◆ **Fragmento extraído**
☆ ☆ ☆ ☆

Rompió la reja de una pinturería y se llevó 73.000 pesos en menos de un minuto

Un delincuente ingresó a robar en una pinturería ubicada en una transitada zona comercial de la ciudad. A pesar de que se activó la alarma del local, el asaltante logró abrir la caja registradora, sustrajo el dinero en efectivo y escapó del lugar antes de la llegada de los empleados


10 jun, 2026 14:34 | Actualizado: 10 jun, 2026 14:38
Rompió la reja de una pinturería y se llevó 73.000 pesos en menos de un minuto | Rosario y la región
Rosario y la región: Rompió la reja de una pinturería y se llevó 73.000 pesos en menos de un minuto

El sector comercial de barrio Azcuénaga fue escenario de un rápido robo durante la madrugada de ayer. El hecho ocurrió alrededor de las 5:30, en un local ubicado sobre la calle Mendoza, entre los barrios Belgrano y Echesortu, una zona de alto tránsito y gran actividad comercial de la ciudad de Rosario, Santa Fe.

Según registraron las cámaras de seguridad del establecimiento, el delincuente rompió la reja exterior, destrozó el vidrio de la ventana y forzó la puerta de ingreso. Toda la secuencia delictiva se completó en menos de un minuto.

☆ ☆ ☆ ☆

◆ **Requisito**
Redacte la continuación de la noticia sobre el robo en la pinturería de Rosario, a partir de su última oración.

☆ ☆ ☆ ☆

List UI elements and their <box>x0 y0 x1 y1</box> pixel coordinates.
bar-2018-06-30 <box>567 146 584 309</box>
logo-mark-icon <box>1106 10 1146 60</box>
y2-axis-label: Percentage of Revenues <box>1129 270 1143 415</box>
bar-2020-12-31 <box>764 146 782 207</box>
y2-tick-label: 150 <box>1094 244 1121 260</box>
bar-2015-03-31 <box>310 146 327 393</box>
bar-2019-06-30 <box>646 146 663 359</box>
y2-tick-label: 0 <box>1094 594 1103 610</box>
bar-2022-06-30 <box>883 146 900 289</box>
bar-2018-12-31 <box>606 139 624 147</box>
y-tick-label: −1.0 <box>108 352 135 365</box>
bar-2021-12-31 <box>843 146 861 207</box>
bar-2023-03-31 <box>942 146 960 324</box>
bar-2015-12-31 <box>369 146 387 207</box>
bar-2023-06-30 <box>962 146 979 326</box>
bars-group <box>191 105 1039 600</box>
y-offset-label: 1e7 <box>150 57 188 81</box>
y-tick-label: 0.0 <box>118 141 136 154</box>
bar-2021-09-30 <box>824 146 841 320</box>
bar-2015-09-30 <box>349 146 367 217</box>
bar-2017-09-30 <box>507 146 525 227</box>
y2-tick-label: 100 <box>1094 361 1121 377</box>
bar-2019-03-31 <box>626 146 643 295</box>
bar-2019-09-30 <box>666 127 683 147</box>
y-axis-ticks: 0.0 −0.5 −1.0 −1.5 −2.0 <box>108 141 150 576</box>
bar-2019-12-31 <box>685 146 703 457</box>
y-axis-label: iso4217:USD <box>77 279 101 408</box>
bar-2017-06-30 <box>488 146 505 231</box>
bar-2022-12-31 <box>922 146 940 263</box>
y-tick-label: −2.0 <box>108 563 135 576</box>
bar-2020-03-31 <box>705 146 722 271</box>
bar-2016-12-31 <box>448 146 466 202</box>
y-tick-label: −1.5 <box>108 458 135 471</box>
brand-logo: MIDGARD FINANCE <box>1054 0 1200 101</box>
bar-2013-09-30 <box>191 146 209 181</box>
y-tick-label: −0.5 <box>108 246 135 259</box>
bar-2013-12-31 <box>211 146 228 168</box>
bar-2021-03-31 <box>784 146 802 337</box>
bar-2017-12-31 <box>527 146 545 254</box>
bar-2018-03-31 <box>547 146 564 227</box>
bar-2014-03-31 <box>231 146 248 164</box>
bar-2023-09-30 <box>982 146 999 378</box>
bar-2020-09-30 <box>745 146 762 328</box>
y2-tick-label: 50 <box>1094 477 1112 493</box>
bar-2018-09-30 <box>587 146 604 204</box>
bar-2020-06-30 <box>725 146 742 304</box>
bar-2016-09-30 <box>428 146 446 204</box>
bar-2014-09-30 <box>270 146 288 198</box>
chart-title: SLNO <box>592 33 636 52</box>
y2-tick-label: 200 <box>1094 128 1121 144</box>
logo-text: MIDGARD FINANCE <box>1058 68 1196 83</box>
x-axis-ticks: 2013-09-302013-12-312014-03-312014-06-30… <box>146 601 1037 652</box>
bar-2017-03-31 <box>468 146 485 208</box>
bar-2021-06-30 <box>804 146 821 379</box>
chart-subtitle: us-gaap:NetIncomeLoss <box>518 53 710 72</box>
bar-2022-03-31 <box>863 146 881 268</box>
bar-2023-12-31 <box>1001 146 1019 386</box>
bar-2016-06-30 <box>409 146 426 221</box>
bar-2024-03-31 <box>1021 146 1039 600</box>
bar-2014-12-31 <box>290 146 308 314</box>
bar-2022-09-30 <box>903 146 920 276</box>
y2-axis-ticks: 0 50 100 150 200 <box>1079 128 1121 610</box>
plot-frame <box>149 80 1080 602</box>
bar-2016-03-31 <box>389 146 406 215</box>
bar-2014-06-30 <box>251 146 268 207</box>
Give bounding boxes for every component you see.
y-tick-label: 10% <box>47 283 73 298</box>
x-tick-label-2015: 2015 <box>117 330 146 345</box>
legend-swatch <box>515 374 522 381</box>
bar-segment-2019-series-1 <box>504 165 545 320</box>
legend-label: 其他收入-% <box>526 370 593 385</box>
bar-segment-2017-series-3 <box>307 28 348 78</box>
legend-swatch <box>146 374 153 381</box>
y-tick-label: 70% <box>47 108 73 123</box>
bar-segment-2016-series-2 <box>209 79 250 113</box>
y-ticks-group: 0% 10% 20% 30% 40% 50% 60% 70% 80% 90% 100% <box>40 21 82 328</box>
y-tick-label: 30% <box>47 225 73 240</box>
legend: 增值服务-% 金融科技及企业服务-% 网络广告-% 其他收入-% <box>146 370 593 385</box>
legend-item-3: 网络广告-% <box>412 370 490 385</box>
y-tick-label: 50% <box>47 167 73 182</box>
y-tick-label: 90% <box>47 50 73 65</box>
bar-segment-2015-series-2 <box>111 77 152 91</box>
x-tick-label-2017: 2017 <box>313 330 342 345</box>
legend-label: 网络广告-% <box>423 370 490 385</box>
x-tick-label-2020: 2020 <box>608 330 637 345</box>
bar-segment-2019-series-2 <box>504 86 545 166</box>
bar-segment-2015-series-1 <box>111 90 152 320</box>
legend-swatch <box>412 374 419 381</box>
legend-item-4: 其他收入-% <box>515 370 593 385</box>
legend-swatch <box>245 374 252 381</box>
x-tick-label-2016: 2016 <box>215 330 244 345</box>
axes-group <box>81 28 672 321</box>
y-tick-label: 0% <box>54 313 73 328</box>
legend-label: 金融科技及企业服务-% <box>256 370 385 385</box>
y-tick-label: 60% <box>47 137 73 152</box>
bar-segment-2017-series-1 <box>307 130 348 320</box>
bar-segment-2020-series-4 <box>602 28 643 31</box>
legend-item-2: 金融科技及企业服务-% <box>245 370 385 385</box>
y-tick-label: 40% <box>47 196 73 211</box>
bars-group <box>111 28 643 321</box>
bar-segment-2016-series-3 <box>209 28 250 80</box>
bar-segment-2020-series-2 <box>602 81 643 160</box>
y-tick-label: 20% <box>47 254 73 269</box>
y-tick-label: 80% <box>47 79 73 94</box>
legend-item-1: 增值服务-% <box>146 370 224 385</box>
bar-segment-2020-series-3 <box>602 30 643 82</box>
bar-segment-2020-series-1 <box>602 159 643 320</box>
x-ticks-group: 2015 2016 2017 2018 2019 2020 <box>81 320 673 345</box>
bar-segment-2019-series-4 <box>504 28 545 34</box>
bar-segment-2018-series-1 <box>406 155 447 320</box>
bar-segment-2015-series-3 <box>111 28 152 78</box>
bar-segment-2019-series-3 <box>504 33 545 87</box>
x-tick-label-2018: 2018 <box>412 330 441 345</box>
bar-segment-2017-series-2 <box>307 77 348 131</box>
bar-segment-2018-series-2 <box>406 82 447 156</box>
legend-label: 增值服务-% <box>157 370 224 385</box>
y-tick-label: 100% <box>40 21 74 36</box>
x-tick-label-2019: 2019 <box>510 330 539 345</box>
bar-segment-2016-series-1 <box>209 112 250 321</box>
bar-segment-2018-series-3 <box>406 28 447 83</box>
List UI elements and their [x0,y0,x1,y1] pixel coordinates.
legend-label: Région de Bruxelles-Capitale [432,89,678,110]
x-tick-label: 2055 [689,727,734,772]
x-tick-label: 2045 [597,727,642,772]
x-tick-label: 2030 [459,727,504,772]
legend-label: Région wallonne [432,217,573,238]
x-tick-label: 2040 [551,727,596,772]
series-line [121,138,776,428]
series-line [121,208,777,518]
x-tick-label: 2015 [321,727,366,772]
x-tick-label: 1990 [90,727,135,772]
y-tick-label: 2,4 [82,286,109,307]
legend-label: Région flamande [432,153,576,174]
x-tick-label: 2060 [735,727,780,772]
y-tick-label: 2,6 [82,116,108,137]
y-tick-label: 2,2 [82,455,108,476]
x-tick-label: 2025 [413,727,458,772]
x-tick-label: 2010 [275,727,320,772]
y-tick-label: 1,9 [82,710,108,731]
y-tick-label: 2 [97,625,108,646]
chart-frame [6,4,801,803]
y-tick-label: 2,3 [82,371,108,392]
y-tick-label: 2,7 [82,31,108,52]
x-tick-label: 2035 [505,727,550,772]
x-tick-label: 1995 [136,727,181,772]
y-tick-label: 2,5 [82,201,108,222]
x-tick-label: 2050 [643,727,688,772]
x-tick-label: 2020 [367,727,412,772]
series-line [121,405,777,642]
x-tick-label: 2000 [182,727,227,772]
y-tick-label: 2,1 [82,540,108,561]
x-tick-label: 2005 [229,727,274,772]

☆ ☆ ☆ ☆

◆ **Respuesta del ejercicio**
Juan, un empleado de 23 años de la pinturería, detalló que en las imágenes se observa al sospechoso mirar hacia la calle por un instante para verificar la presencia de testigos o patrullas móviles. Inmediatamente después, se dirigió de forma directa a la caja registradora, la abrió y sustrajo 73.000 pesos en efectivo. Sobre el final de la filmación se constató que el sujeto intentó tomar una lata de pintura o solvente, pero finalmente desistió y escapó solo con el dinero.

A pesar de que la alarma del comercio se activó, el asaltante no interrumpió su accionar. Los encargados denunciaron que la policía no acudió al lugar y que el propietario no llegó a percatarse del alerta en ese momento. El faltante fue descubierto a las 8:00, cuando el personal ingresó a su horario laboral y debió reponer de urgencia los candados destruidos.

Los damnificados manifestaron no poseer sospechas sobre personas allegadas o exempleados, a pesar de la rapidez y precisión con la que se ejecutó el golpe. Debido a que el sujeto actuó con el rostro cubierto, las autoridades continúan trabajando en su identificación y el implicado permanece prófugo.